- _Requirements_
Pick out each line of the records in which the word "name" appears.

- _Extracted information_
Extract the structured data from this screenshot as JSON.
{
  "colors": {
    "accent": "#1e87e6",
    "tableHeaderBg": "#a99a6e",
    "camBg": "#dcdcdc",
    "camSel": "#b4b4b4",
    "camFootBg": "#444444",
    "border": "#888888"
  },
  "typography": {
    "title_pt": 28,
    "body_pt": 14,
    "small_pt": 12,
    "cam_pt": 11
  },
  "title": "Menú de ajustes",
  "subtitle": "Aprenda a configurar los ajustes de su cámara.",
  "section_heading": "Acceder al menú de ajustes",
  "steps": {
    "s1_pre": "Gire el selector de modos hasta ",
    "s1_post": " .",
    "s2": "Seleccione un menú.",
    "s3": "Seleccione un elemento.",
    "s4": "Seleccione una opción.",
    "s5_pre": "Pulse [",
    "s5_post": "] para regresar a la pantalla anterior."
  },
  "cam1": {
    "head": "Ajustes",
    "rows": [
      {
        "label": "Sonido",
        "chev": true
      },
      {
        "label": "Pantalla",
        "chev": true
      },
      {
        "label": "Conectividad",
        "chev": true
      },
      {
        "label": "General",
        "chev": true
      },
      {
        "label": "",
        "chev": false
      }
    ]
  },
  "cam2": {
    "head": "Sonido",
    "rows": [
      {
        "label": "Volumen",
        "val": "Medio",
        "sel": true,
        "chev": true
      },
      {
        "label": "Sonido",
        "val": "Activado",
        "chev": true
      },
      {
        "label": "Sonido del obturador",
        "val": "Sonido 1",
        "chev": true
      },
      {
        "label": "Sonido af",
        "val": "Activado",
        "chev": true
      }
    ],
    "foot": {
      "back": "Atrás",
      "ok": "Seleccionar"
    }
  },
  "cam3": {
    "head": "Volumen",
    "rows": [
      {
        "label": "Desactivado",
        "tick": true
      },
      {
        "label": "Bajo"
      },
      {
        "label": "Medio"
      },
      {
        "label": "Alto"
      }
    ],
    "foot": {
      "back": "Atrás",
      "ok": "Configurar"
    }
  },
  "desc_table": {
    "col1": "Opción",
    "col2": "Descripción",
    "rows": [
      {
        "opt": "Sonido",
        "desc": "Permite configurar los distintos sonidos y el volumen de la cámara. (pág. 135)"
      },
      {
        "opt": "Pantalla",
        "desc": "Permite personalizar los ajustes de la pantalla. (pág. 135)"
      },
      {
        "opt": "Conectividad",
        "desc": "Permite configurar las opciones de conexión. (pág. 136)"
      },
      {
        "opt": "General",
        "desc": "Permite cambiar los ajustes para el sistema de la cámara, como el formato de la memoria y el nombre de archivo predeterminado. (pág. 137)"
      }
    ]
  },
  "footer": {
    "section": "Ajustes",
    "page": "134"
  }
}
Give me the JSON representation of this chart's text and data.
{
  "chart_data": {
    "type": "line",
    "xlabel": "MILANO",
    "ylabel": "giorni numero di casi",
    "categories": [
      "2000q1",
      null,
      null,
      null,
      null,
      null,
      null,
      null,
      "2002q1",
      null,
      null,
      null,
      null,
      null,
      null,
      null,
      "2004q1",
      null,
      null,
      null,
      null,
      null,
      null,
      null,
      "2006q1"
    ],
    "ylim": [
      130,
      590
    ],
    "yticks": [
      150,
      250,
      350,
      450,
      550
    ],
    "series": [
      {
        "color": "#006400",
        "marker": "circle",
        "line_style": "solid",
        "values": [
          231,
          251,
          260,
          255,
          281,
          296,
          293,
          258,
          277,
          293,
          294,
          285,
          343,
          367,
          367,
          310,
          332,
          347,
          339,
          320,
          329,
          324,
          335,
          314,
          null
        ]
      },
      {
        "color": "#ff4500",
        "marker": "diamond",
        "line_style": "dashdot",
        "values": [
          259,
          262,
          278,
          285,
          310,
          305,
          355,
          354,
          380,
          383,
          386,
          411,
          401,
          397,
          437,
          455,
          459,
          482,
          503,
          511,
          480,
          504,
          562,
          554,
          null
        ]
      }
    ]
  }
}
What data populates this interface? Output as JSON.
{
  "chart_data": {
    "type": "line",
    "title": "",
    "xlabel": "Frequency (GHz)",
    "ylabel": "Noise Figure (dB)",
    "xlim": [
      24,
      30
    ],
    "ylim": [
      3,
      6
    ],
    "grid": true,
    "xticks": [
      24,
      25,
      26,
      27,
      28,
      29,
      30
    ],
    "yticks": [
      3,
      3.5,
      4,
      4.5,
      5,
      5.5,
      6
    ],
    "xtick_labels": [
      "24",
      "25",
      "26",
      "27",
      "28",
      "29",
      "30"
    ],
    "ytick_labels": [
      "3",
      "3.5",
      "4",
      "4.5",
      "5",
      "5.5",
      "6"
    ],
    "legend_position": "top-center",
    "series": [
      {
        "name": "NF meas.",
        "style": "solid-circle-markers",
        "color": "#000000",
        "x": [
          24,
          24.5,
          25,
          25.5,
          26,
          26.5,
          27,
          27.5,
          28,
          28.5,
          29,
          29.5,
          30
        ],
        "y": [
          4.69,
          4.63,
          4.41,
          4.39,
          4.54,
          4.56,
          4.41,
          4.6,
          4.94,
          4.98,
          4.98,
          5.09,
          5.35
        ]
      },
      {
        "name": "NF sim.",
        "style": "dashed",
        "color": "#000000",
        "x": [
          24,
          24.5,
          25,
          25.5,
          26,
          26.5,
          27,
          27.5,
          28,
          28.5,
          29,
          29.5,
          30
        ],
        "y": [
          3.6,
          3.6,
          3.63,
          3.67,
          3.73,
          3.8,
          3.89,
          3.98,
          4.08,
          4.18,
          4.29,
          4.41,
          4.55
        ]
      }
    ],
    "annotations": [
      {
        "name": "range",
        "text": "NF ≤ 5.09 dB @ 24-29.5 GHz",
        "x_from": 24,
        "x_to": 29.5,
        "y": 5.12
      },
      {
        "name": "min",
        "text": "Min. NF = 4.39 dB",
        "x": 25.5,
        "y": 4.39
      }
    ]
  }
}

- _Reply_
        "name": "NF meas.",
        "name": "NF sim.",
        "name": "range",
        "name": "min",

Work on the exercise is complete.